- **What is expected**:
Each line that holds the word "RESUME" counts once; give the total number of such lines and nothing else.

- **Data items**:

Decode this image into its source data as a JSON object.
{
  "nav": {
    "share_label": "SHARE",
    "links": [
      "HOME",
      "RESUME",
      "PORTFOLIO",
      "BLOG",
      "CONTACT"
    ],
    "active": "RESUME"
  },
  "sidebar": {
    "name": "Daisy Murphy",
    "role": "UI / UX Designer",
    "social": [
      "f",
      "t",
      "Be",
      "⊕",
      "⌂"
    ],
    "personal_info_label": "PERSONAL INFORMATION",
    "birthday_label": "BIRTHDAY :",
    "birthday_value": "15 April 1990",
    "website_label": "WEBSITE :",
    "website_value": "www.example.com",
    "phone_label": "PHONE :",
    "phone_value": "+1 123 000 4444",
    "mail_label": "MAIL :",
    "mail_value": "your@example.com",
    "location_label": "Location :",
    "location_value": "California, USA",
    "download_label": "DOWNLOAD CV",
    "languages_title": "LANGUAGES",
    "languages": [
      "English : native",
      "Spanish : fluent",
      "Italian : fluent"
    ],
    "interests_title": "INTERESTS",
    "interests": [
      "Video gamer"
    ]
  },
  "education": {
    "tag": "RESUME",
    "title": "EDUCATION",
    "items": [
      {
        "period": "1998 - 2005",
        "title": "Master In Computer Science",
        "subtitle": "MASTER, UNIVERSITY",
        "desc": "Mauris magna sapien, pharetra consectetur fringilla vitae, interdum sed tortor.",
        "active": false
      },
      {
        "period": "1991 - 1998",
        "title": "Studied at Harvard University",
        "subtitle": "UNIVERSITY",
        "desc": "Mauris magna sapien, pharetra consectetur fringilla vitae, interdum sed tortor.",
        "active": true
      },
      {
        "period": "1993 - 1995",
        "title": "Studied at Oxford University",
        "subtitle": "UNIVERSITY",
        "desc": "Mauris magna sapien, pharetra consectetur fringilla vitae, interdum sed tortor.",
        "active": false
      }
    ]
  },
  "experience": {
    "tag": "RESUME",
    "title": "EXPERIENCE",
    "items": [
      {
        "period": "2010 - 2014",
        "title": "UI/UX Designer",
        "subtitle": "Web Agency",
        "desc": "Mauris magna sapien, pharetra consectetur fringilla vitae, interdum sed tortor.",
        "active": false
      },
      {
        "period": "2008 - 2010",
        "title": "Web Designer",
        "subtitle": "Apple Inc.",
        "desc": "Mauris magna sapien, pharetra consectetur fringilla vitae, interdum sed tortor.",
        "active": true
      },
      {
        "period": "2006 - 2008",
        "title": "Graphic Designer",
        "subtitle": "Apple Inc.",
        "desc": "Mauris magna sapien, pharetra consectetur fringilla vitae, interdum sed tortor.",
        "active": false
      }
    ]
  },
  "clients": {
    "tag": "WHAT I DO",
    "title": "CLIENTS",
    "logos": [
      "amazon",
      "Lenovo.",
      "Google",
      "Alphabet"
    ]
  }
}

- **Result of the exercise**:
4